Aim of the task:
Report each line of the data that has "accent" somewhere in it.

Saved data entries:
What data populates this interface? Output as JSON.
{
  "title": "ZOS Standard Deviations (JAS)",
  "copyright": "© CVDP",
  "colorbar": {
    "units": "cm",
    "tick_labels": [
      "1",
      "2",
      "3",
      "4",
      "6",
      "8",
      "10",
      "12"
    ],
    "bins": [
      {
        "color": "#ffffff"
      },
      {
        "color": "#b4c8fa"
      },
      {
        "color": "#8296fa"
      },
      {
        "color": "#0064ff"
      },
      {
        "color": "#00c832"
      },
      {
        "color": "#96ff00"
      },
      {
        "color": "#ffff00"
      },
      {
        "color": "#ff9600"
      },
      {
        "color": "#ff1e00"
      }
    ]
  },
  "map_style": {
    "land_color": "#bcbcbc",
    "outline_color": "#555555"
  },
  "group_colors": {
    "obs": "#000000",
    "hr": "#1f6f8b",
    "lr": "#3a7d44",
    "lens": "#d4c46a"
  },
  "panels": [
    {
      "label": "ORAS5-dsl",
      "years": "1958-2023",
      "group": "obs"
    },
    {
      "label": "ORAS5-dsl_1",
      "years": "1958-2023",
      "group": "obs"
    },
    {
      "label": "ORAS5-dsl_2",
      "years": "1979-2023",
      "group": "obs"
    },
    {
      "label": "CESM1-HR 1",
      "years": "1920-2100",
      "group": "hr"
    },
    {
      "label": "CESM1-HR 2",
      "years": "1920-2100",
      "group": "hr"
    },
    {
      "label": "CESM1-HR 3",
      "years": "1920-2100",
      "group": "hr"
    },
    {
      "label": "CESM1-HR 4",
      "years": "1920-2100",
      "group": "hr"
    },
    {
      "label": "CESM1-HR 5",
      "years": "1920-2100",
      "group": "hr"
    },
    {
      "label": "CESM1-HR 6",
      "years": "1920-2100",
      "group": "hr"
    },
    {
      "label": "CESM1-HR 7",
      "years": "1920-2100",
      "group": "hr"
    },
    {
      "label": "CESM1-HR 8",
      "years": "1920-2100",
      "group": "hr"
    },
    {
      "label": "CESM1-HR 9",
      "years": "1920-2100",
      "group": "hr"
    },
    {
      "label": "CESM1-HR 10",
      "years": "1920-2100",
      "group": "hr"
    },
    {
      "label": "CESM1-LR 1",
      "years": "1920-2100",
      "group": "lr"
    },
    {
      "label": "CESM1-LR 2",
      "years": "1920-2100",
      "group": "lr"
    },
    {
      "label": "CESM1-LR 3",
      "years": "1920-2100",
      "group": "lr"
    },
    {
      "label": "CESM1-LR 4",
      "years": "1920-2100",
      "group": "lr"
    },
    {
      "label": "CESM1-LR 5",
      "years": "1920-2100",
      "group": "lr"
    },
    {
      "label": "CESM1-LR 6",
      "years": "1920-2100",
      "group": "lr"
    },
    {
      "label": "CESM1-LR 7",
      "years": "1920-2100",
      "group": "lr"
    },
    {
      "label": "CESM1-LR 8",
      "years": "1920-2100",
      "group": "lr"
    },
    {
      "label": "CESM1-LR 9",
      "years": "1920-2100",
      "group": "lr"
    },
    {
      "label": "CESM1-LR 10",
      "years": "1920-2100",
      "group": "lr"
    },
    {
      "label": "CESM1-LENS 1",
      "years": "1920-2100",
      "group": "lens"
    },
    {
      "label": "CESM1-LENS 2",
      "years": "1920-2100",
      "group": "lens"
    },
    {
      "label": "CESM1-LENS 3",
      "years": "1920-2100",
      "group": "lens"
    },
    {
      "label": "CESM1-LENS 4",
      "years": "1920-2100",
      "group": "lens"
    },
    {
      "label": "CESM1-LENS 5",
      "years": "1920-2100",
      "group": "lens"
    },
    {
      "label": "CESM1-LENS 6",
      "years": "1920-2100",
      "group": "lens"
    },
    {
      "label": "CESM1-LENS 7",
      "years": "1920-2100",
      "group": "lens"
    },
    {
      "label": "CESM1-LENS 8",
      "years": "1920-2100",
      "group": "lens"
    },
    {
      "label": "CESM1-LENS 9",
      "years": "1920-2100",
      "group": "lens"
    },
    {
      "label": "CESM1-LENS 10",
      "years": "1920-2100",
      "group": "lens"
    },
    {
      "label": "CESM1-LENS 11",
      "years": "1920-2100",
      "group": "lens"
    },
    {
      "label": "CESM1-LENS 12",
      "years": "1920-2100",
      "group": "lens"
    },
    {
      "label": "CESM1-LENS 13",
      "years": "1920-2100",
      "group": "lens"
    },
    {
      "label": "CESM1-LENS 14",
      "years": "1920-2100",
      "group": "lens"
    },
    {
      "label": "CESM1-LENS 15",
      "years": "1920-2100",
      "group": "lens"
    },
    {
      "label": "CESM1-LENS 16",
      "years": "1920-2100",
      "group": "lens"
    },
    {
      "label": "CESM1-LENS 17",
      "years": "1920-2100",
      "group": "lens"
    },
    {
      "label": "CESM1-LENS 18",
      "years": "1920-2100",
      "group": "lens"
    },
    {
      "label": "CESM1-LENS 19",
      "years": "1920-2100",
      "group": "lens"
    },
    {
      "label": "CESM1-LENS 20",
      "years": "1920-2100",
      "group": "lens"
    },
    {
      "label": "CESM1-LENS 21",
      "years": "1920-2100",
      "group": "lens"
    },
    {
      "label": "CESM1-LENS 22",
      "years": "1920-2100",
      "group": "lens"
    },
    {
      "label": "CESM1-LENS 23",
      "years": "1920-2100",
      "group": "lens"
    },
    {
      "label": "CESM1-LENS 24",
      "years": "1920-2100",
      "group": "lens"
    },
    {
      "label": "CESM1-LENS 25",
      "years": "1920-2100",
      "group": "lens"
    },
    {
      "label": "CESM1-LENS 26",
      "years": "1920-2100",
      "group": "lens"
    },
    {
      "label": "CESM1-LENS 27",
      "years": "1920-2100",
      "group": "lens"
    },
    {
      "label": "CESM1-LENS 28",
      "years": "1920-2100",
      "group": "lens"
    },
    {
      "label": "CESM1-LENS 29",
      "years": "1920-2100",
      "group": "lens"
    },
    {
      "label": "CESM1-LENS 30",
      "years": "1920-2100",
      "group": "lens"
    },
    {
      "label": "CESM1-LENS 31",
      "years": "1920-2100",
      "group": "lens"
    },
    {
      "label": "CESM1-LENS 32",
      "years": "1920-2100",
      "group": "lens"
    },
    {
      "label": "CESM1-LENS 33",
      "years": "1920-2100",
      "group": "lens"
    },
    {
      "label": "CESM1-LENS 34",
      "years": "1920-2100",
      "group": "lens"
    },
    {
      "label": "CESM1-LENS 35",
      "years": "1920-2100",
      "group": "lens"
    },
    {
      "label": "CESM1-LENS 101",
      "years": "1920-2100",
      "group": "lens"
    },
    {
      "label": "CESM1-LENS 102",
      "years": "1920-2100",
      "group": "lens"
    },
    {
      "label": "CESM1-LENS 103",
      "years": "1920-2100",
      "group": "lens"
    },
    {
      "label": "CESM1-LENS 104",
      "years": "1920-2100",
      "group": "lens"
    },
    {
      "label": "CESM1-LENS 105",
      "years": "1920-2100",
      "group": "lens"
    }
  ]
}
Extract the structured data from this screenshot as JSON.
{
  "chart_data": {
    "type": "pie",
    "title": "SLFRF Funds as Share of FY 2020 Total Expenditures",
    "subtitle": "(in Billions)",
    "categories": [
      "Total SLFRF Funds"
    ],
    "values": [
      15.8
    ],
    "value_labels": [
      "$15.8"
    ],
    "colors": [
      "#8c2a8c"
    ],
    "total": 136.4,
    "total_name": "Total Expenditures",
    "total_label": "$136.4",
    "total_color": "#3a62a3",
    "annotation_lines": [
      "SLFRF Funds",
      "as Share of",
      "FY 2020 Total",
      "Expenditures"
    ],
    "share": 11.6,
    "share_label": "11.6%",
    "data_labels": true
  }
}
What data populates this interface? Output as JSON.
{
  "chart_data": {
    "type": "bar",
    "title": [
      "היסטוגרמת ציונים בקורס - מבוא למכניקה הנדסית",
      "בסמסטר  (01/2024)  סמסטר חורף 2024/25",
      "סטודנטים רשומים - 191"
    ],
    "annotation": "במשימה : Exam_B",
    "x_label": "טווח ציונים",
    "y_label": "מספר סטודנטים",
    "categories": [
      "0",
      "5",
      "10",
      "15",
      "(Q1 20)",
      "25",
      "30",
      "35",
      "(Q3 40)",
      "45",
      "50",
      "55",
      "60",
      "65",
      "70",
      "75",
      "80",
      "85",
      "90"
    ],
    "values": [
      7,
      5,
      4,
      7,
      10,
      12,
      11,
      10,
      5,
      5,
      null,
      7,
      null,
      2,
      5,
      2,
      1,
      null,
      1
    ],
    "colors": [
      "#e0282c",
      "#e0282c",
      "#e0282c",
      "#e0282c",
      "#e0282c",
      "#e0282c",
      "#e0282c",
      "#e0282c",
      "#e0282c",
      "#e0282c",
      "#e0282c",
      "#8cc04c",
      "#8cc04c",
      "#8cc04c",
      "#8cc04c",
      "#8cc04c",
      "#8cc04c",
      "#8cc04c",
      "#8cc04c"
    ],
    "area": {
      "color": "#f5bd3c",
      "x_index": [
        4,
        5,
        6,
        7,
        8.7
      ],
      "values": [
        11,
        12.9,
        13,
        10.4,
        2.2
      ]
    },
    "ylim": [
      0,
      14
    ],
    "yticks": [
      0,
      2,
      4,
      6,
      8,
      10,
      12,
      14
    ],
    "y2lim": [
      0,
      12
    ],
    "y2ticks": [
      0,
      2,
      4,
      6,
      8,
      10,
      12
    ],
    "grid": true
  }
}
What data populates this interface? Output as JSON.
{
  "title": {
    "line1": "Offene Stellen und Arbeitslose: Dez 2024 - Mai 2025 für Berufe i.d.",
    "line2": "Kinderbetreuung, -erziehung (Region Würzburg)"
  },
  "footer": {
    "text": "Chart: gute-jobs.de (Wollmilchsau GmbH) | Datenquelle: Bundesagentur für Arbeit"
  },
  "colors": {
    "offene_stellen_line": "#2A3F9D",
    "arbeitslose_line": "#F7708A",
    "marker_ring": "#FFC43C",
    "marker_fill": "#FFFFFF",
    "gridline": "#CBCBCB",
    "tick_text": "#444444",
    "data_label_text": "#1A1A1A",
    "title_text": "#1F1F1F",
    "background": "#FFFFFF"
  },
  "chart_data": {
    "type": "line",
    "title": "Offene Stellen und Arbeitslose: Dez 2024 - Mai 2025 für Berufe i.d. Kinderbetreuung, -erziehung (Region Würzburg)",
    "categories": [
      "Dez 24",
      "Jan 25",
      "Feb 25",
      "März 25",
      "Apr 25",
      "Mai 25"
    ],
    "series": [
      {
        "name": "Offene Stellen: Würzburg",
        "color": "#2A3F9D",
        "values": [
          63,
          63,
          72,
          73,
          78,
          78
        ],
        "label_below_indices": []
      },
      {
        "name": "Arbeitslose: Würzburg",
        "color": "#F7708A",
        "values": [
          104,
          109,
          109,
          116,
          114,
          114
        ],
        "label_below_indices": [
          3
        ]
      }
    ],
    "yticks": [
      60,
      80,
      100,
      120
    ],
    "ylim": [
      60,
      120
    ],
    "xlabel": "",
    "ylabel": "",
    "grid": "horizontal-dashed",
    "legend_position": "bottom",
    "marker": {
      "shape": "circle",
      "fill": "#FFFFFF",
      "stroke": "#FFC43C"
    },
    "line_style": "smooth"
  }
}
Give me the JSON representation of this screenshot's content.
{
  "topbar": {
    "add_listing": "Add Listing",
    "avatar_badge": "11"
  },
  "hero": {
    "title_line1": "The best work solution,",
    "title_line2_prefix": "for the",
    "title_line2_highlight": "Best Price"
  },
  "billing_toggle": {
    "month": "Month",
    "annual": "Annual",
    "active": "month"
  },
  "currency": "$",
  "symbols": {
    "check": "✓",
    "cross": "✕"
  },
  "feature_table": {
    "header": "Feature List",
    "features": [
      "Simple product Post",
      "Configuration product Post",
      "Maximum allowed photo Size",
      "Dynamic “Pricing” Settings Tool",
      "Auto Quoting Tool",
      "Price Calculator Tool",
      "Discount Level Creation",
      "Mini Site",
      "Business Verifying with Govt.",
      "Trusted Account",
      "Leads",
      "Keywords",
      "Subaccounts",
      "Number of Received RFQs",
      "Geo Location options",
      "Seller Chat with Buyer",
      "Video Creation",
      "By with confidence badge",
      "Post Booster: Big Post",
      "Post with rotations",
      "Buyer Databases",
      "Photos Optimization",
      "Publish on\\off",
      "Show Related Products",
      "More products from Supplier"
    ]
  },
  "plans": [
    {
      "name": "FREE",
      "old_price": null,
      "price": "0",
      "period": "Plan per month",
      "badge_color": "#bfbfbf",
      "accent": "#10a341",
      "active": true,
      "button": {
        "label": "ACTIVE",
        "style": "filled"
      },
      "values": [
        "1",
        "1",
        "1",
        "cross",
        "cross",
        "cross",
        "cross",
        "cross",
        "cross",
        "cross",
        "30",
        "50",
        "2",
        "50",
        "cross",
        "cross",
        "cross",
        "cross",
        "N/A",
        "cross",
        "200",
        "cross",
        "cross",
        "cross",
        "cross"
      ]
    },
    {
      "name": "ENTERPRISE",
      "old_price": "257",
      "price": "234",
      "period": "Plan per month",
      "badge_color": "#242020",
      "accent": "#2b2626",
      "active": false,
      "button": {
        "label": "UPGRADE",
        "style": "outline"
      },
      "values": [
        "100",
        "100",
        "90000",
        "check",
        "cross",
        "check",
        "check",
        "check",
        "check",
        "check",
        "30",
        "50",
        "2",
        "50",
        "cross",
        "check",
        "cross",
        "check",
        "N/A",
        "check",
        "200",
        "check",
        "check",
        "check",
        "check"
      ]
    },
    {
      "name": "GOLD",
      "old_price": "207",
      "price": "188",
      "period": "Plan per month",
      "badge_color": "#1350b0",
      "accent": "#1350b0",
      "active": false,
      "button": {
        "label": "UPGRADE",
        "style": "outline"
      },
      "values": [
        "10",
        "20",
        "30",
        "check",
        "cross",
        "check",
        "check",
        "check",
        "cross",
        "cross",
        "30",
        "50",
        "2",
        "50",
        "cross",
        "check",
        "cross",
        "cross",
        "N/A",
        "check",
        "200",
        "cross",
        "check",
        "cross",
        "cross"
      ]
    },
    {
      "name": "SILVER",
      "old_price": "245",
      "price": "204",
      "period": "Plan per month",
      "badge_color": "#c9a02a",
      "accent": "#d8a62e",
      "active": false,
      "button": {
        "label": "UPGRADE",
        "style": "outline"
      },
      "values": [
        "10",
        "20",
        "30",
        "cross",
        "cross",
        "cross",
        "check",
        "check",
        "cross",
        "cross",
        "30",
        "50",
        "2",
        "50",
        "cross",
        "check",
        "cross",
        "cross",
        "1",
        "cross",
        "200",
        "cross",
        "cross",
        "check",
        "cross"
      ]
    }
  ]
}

Response:
      "accent": "#10a341",
      "accent": "#2b2626",
      "accent": "#1350b0",
      "accent": "#d8a62e",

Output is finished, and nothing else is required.